Aim >>
All of the lines below are to be transcribed faithfully, with pictures excluded from the copy.

[Figure data in JSON]
--------

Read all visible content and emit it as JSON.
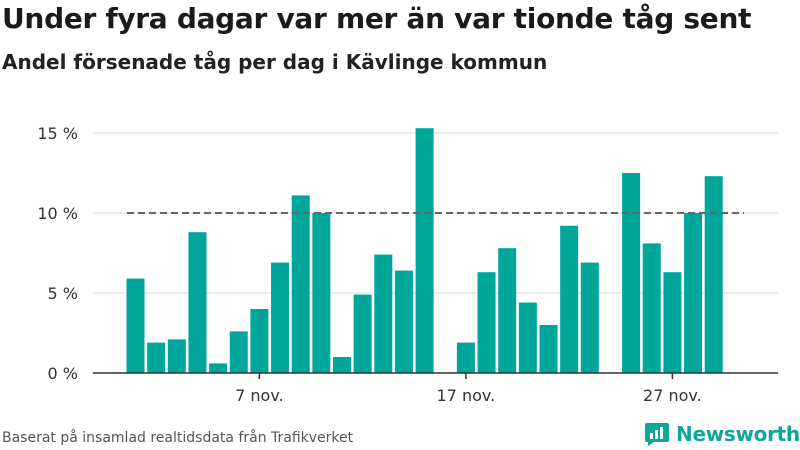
{
  "title": "Under fyra dagar var mer än var tionde tåg sent",
  "subtitle": "Andel försenade tåg per dag i Kävlinge kommun",
  "source": "Baserat på insamlad realtidsdata från Trafikverket",
  "brand": {
    "name": "Newsworthy",
    "color": "#0ea59a"
  },
  "chart_data": {
    "type": "bar",
    "x_start": "2019-11-01",
    "x": [
      "2019-11-01",
      "2019-11-02",
      "2019-11-03",
      "2019-11-04",
      "2019-11-05",
      "2019-11-06",
      "2019-11-07",
      "2019-11-08",
      "2019-11-09",
      "2019-11-10",
      "2019-11-11",
      "2019-11-12",
      "2019-11-13",
      "2019-11-14",
      "2019-11-15",
      "2019-11-16",
      "2019-11-17",
      "2019-11-18",
      "2019-11-19",
      "2019-11-20",
      "2019-11-21",
      "2019-11-22",
      "2019-11-23",
      "2019-11-24",
      "2019-11-25",
      "2019-11-26",
      "2019-11-27",
      "2019-11-28",
      "2019-11-29",
      "2019-11-30"
    ],
    "values": [
      5.9,
      1.9,
      2.1,
      8.8,
      0.6,
      2.6,
      4.0,
      6.9,
      11.1,
      10.0,
      1.0,
      4.9,
      7.4,
      6.4,
      15.3,
      null,
      1.9,
      6.3,
      7.8,
      4.4,
      3.0,
      9.2,
      6.9,
      null,
      12.5,
      8.1,
      6.3,
      10.0,
      12.3,
      null
    ],
    "color": "#00a69a",
    "ylim": [
      0,
      15.5
    ],
    "y_ticks": [
      0,
      5,
      10,
      15
    ],
    "y_tick_labels": [
      "0 %",
      "5 %",
      "10 %",
      "15 %"
    ],
    "x_ticks": [
      "2019-11-07",
      "2019-11-17",
      "2019-11-27"
    ],
    "x_tick_labels": [
      "7 nov.",
      "17 nov.",
      "27 nov."
    ],
    "reference_line": {
      "value": 10,
      "style": "dashed",
      "color": "#666666"
    },
    "grid": true,
    "xlabel": "",
    "ylabel": ""
  }
}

--------

Task solution >>
Read all visible content and emit it as JSON.
{
  "title": "Under fyra dagar var mer än var tionde tåg sent",
  "subtitle": "Andel försenade tåg per dag i Kävlinge kommun",
  "source": "Baserat på insamlad realtidsdata från Trafikverket",
  "brand": {
    "name": "Newsworthy",
    "color": "#0ea59a"
  },
  "chart_data": {
    "type": "bar",
    "x_start": "2019-11-01",
    "x": [
      "2019-11-01",
      "2019-11-02",
      "2019-11-03",
      "2019-11-04",
      "2019-11-05",
      "2019-11-06",
      "2019-11-07",
      "2019-11-08",
      "2019-11-09",
      "2019-11-10",
      "2019-11-11",
      "2019-11-12",
      "2019-11-13",
      "2019-11-14",
      "2019-11-15",
      "2019-11-16",
      "2019-11-17",
      "2019-11-18",
      "2019-11-19",
      "2019-11-20",
      "2019-11-21",
      "2019-11-22",
      "2019-11-23",
      "2019-11-24",
      "2019-11-25",
      "2019-11-26",
      "2019-11-27",
      "2019-11-28",
      "2019-11-29",
      "2019-11-30"
    ],
    "values": [
      5.9,
      1.9,
      2.1,
      8.8,
      0.6,
      2.6,
      4.0,
      6.9,
      11.1,
      10.0,
      1.0,
      4.9,
      7.4,
      6.4,
      15.3,
      null,
      1.9,
      6.3,
      7.8,
      4.4,
      3.0,
      9.2,
      6.9,
      null,
      12.5,
      8.1,
      6.3,
      10.0,
      12.3,
      null
    ],
    "color": "#00a69a",
    "ylim": [
      0,
      15.5
    ],
    "y_ticks": [
      0,
      5,
      10,
      15
    ],
    "y_tick_labels": [
      "0 %",
      "5 %",
      "10 %",
      "15 %"
    ],
    "x_ticks": [
      "2019-11-07",
      "2019-11-17",
      "2019-11-27"
    ],
    "x_tick_labels": [
      "7 nov.",
      "17 nov.",
      "27 nov."
    ],
    "reference_line": {
      "value": 10,
      "style": "dashed",
      "color": "#666666"
    },
    "grid": true,
    "xlabel": "",
    "ylabel": ""
  }
}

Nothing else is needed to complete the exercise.